Output every line of the listing below as a numbered list, dropping blank lines and leaving out the picture.

──────────────────────────────

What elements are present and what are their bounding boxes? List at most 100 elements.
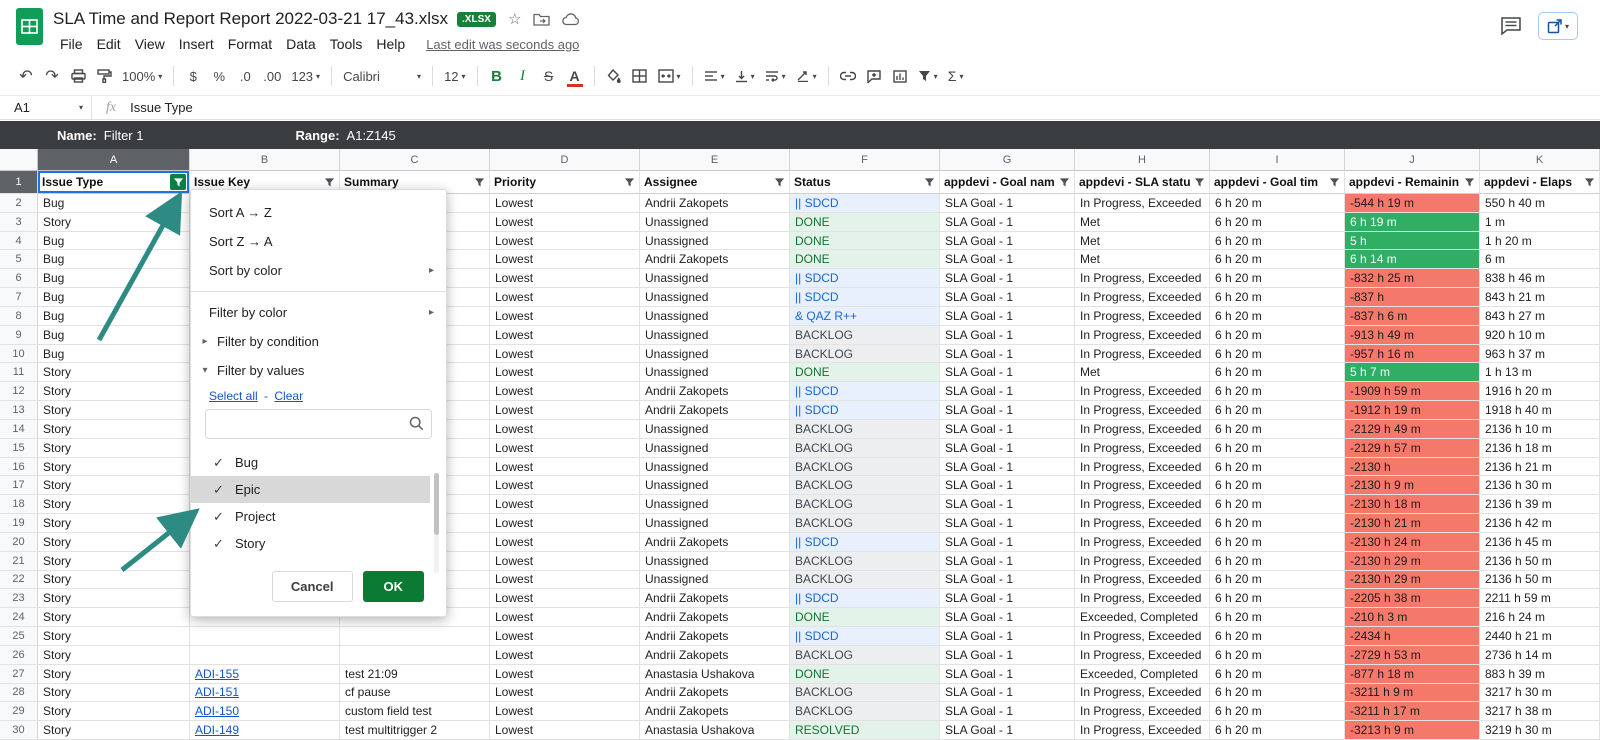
cell-J28[interactable]: -3211 h 9 m (1345, 684, 1480, 703)
cell-J19[interactable]: -2130 h 21 m (1345, 514, 1480, 533)
row-header-19[interactable]: 19 (0, 514, 38, 533)
cell-E29[interactable]: Andrii Zakopets (640, 702, 790, 721)
menu-edit[interactable]: Edit (90, 34, 128, 54)
row-header-1[interactable]: 1 (0, 171, 38, 194)
cell-J30[interactable]: -3213 h 9 m (1345, 721, 1480, 740)
header-cell-appdevi-elaps[interactable]: appdevi - Elaps (1480, 171, 1600, 194)
cell-G22[interactable]: SLA Goal - 1 (940, 571, 1075, 590)
row-header-23[interactable]: 23 (0, 589, 38, 608)
cell-F8[interactable]: & QAZ R++ (790, 307, 940, 326)
cell-K3[interactable]: 1 m (1480, 213, 1600, 232)
cell-K30[interactable]: 3219 h 30 m (1480, 721, 1600, 740)
filter-funnel-icon[interactable] (1582, 175, 1596, 189)
column-header-K[interactable]: K (1480, 149, 1600, 171)
cell-G2[interactable]: SLA Goal - 1 (940, 194, 1075, 213)
cell-A25[interactable]: Story (38, 627, 190, 646)
cell-K15[interactable]: 2136 h 18 m (1480, 439, 1600, 458)
cell-J7[interactable]: -837 h (1345, 288, 1480, 307)
borders-button[interactable] (628, 63, 652, 89)
row-header-24[interactable]: 24 (0, 608, 38, 627)
cell-H8[interactable]: In Progress, Exceeded (1075, 307, 1210, 326)
cell-A16[interactable]: Story (38, 458, 190, 477)
cell-A24[interactable]: Story (38, 608, 190, 627)
row-header-28[interactable]: 28 (0, 684, 38, 703)
menu-help[interactable]: Help (369, 34, 412, 54)
cell-F9[interactable]: BACKLOG (790, 326, 940, 345)
cell-J12[interactable]: -1909 h 59 m (1345, 382, 1480, 401)
header-cell-assignee[interactable]: Assignee (640, 171, 790, 194)
cell-K26[interactable]: 2736 h 14 m (1480, 646, 1600, 665)
cell-J21[interactable]: -2130 h 29 m (1345, 552, 1480, 571)
filter-funnel-icon[interactable] (170, 174, 186, 190)
cell-I26[interactable]: 6 h 20 m (1210, 646, 1345, 665)
cell-A4[interactable]: Bug (38, 232, 190, 251)
row-header-5[interactable]: 5 (0, 250, 38, 269)
cell-A13[interactable]: Story (38, 401, 190, 420)
header-cell-priority[interactable]: Priority (490, 171, 640, 194)
cell-J2[interactable]: -544 h 19 m (1345, 194, 1480, 213)
cell-A9[interactable]: Bug (38, 326, 190, 345)
cell-D28[interactable]: Lowest (490, 684, 640, 703)
cell-I14[interactable]: 6 h 20 m (1210, 420, 1345, 439)
cell-J14[interactable]: -2129 h 49 m (1345, 420, 1480, 439)
cell-G24[interactable]: SLA Goal - 1 (940, 608, 1075, 627)
cell-D24[interactable]: Lowest (490, 608, 640, 627)
cell-J25[interactable]: -2434 h (1345, 627, 1480, 646)
insert-link-button[interactable] (836, 63, 860, 89)
cell-E3[interactable]: Unassigned (640, 213, 790, 232)
menu-item-filter-by-condition[interactable]: ▸Filter by condition (191, 327, 446, 356)
row-header-6[interactable]: 6 (0, 269, 38, 288)
cell-J3[interactable]: 6 h 19 m (1345, 213, 1480, 232)
cell-D20[interactable]: Lowest (490, 533, 640, 552)
row-header-2[interactable]: 2 (0, 194, 38, 213)
cell-F14[interactable]: BACKLOG (790, 420, 940, 439)
cell-G12[interactable]: SLA Goal - 1 (940, 382, 1075, 401)
filter-funnel-icon[interactable] (1327, 175, 1341, 189)
filter-value-project[interactable]: ✓Project (191, 503, 446, 530)
cell-H21[interactable]: In Progress, Exceeded (1075, 552, 1210, 571)
cell-D19[interactable]: Lowest (490, 514, 640, 533)
cell-A15[interactable]: Story (38, 439, 190, 458)
cell-G18[interactable]: SLA Goal - 1 (940, 495, 1075, 514)
cell-F6[interactable]: || SDCD (790, 269, 940, 288)
cell-D8[interactable]: Lowest (490, 307, 640, 326)
cell-K17[interactable]: 2136 h 30 m (1480, 476, 1600, 495)
cell-A7[interactable]: Bug (38, 288, 190, 307)
cell-J10[interactable]: -957 h 16 m (1345, 345, 1480, 364)
cell-H18[interactable]: In Progress, Exceeded (1075, 495, 1210, 514)
cell-I16[interactable]: 6 h 20 m (1210, 458, 1345, 477)
font-size-select[interactable]: 12▾ (440, 63, 469, 89)
cell-I22[interactable]: 6 h 20 m (1210, 571, 1345, 590)
move-folder-icon[interactable] (533, 12, 550, 26)
cell-A29[interactable]: Story (38, 702, 190, 721)
column-header-G[interactable]: G (940, 149, 1075, 171)
cell-J6[interactable]: -832 h 25 m (1345, 269, 1480, 288)
row-header-16[interactable]: 16 (0, 458, 38, 477)
cell-I18[interactable]: 6 h 20 m (1210, 495, 1345, 514)
cell-K21[interactable]: 2136 h 50 m (1480, 552, 1600, 571)
cell-G20[interactable]: SLA Goal - 1 (940, 533, 1075, 552)
cell-A12[interactable]: Story (38, 382, 190, 401)
cell-I24[interactable]: 6 h 20 m (1210, 608, 1345, 627)
cell-H6[interactable]: In Progress, Exceeded (1075, 269, 1210, 288)
menu-data[interactable]: Data (279, 34, 323, 54)
row-header-21[interactable]: 21 (0, 552, 38, 571)
cell-E23[interactable]: Andrii Zakopets (640, 589, 790, 608)
cell-D29[interactable]: Lowest (490, 702, 640, 721)
cell-A8[interactable]: Bug (38, 307, 190, 326)
text-wrap-button[interactable]: ▾ (761, 63, 790, 89)
name-box[interactable]: A1▾ (0, 96, 92, 119)
cell-I28[interactable]: 6 h 20 m (1210, 684, 1345, 703)
cell-D2[interactable]: Lowest (490, 194, 640, 213)
filter-range-value[interactable]: A1:Z145 (347, 128, 396, 143)
cell-C27[interactable]: test 21:09 (340, 665, 490, 684)
cell-G10[interactable]: SLA Goal - 1 (940, 345, 1075, 364)
cell-I13[interactable]: 6 h 20 m (1210, 401, 1345, 420)
cell-E19[interactable]: Unassigned (640, 514, 790, 533)
cell-H2[interactable]: In Progress, Exceeded (1075, 194, 1210, 213)
cell-E9[interactable]: Unassigned (640, 326, 790, 345)
zoom-select[interactable]: 100%▾ (118, 63, 166, 89)
cell-F24[interactable]: DONE (790, 608, 940, 627)
filter-search-input[interactable] (205, 409, 432, 439)
column-header-A[interactable]: A (38, 149, 190, 171)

──────────────────────────────

TASK RESULT.
1. What elements are present and what are their bounding boxes? List at most 100 elements.
2. cell-J28[interactable]: -3211 h 9 m (1345, 684, 1480, 703)
3. cell-J19[interactable]: -2130 h 21 m (1345, 514, 1480, 533)
4. row-header-19[interactable]: 19 (0, 514, 38, 533)
5. cell-E29[interactable]: Andrii Zakopets (640, 702, 790, 721)
6. menu-edit[interactable]: Edit (90, 34, 128, 54)
7. row-header-1[interactable]: 1 (0, 171, 38, 194)
8. cell-J30[interactable]: -3213 h 9 m (1345, 721, 1480, 740)
9. header-cell-appdevi-elaps[interactable]: appdevi - Elaps (1480, 171, 1600, 194)
10. cell-G22[interactable]: SLA Goal - 1 (940, 571, 1075, 590)
11. row-header-23[interactable]: 23 (0, 589, 38, 608)
12. cell-F8[interactable]: & QAZ R++ (790, 307, 940, 326)
13. cell-K3[interactable]: 1 m (1480, 213, 1600, 232)
14. cell-K30[interactable]: 3219 h 30 m (1480, 721, 1600, 740)
15. filter-funnel-icon[interactable] (1582, 175, 1596, 189)
16. column-header-K[interactable]: K (1480, 149, 1600, 171)
17. cell-G2[interactable]: SLA Goal - 1 (940, 194, 1075, 213)
18. cell-A25[interactable]: Story (38, 627, 190, 646)
19. cell-K15[interactable]: 2136 h 18 m (1480, 439, 1600, 458)
20. cell-J7[interactable]: -837 h (1345, 288, 1480, 307)
21. borders-button[interactable] (628, 63, 652, 89)
22. row-header-24[interactable]: 24 (0, 608, 38, 627)
23. cell-H8[interactable]: In Progress, Exceeded (1075, 307, 1210, 326)
24. cell-A16[interactable]: Story (38, 458, 190, 477)
25. cell-A24[interactable]: Story (38, 608, 190, 627)
26. row-header-28[interactable]: 28 (0, 684, 38, 703)
27. menu-help[interactable]: Help (369, 34, 412, 54)
28. cell-F9[interactable]: BACKLOG (790, 326, 940, 345)
29. cell-J12[interactable]: -1909 h 59 m (1345, 382, 1480, 401)
30. header-cell-assignee[interactable]: Assignee (640, 171, 790, 194)
31. cell-K26[interactable]: 2736 h 14 m (1480, 646, 1600, 665)
32. cell-J21[interactable]: -2130 h 29 m (1345, 552, 1480, 571)
33. filter-funnel-icon[interactable] (170, 174, 186, 190)
34. cell-I26[interactable]: 6 h 20 m (1210, 646, 1345, 665)
35. cell-A4[interactable]: Bug (38, 232, 190, 251)
36. row-header-5[interactable]: 5 (0, 250, 38, 269)
37. cell-A13[interactable]: Story (38, 401, 190, 420)
38. header-cell-priority[interactable]: Priority (490, 171, 640, 194)
39. cell-J2[interactable]: -544 h 19 m (1345, 194, 1480, 213)
40. cell-A9[interactable]: Bug (38, 326, 190, 345)
41. cell-D28[interactable]: Lowest (490, 684, 640, 703)
42. cell-I14[interactable]: 6 h 20 m (1210, 420, 1345, 439)
43. cell-J14[interactable]: -2129 h 49 m (1345, 420, 1480, 439)
44. cell-G24[interactable]: SLA Goal - 1 (940, 608, 1075, 627)
45. cell-D24[interactable]: Lowest (490, 608, 640, 627)
46. cell-J25[interactable]: -2434 h (1345, 627, 1480, 646)
47. insert-link-button[interactable] (836, 63, 860, 89)
48. cell-E3[interactable]: Unassigned (640, 213, 790, 232)
49. menu-item-filter-by-condition[interactable]: ▸Filter by condition (191, 327, 446, 356)
50. row-header-6[interactable]: 6 (0, 269, 38, 288)
51. cell-J3[interactable]: 6 h 19 m (1345, 213, 1480, 232)
52. cell-D20[interactable]: Lowest (490, 533, 640, 552)
53. row-header-2[interactable]: 2 (0, 194, 38, 213)
54. cell-F14[interactable]: BACKLOG (790, 420, 940, 439)
55. cell-G12[interactable]: SLA Goal - 1 (940, 382, 1075, 401)
56. filter-funnel-icon[interactable] (1327, 175, 1341, 189)
57. filter-value-project[interactable]: ✓Project (191, 503, 446, 530)
58. cell-H21[interactable]: In Progress, Exceeded (1075, 552, 1210, 571)
59. cell-D19[interactable]: Lowest (490, 514, 640, 533)
60. cell-A15[interactable]: Story (38, 439, 190, 458)
61. cell-G18[interactable]: SLA Goal - 1 (940, 495, 1075, 514)
62. cell-F6[interactable]: || SDCD (790, 269, 940, 288)
63. cell-D8[interactable]: Lowest (490, 307, 640, 326)
64. cell-K17[interactable]: 2136 h 30 m (1480, 476, 1600, 495)
65. cell-A7[interactable]: Bug (38, 288, 190, 307)
66. cell-J10[interactable]: -957 h 16 m (1345, 345, 1480, 364)
67. cell-H18[interactable]: In Progress, Exceeded (1075, 495, 1210, 514)
68. cell-I16[interactable]: 6 h 20 m (1210, 458, 1345, 477)
69. font-size-select[interactable]: 12▾ (440, 63, 469, 89)
70. cell-I22[interactable]: 6 h 20 m (1210, 571, 1345, 590)
71. move-folder-icon[interactable] (533, 12, 550, 26)
72. cell-A29[interactable]: Story (38, 702, 190, 721)
73. column-header-G[interactable]: G (940, 149, 1075, 171)
74. cell-J6[interactable]: -832 h 25 m (1345, 269, 1480, 288)
75. row-header-16[interactable]: 16 (0, 458, 38, 477)
76. cell-I18[interactable]: 6 h 20 m (1210, 495, 1345, 514)
77. cell-K21[interactable]: 2136 h 50 m (1480, 552, 1600, 571)
78. cell-G20[interactable]: SLA Goal - 1 (940, 533, 1075, 552)
79. cell-A12[interactable]: Story (38, 382, 190, 401)
80. cell-I24[interactable]: 6 h 20 m (1210, 608, 1345, 627)
81. cell-H6[interactable]: In Progress, Exceeded (1075, 269, 1210, 288)
82. menu-data[interactable]: Data (279, 34, 323, 54)
83. row-header-21[interactable]: 21 (0, 552, 38, 571)
84. cell-E23[interactable]: Andrii Zakopets (640, 589, 790, 608)
85. cell-D29[interactable]: Lowest (490, 702, 640, 721)
86. cell-A8[interactable]: Bug (38, 307, 190, 326)
87. text-wrap-button[interactable]: ▾ (761, 63, 790, 89)
88. name-box[interactable]: A1▾ (0, 96, 92, 119)
89. cell-I28[interactable]: 6 h 20 m (1210, 684, 1345, 703)
90. cell-D2[interactable]: Lowest (490, 194, 640, 213)
91. filter-range-value[interactable]: A1:Z145 (347, 128, 396, 143)
92. cell-C27[interactable]: test 21:09 (340, 665, 490, 684)
93. cell-G10[interactable]: SLA Goal - 1 (940, 345, 1075, 364)
94. cell-I13[interactable]: 6 h 20 m (1210, 401, 1345, 420)
95. cell-E19[interactable]: Unassigned (640, 514, 790, 533)
96. cell-H2[interactable]: In Progress, Exceeded (1075, 194, 1210, 213)
97. cell-E9[interactable]: Unassigned (640, 326, 790, 345)
98. zoom-select[interactable]: 100%▾ (118, 63, 166, 89)
99. cell-F24[interactable]: DONE (790, 608, 940, 627)
100. filter-search-input[interactable] (205, 409, 432, 439)
101. column-header-A[interactable]: A (38, 149, 190, 171)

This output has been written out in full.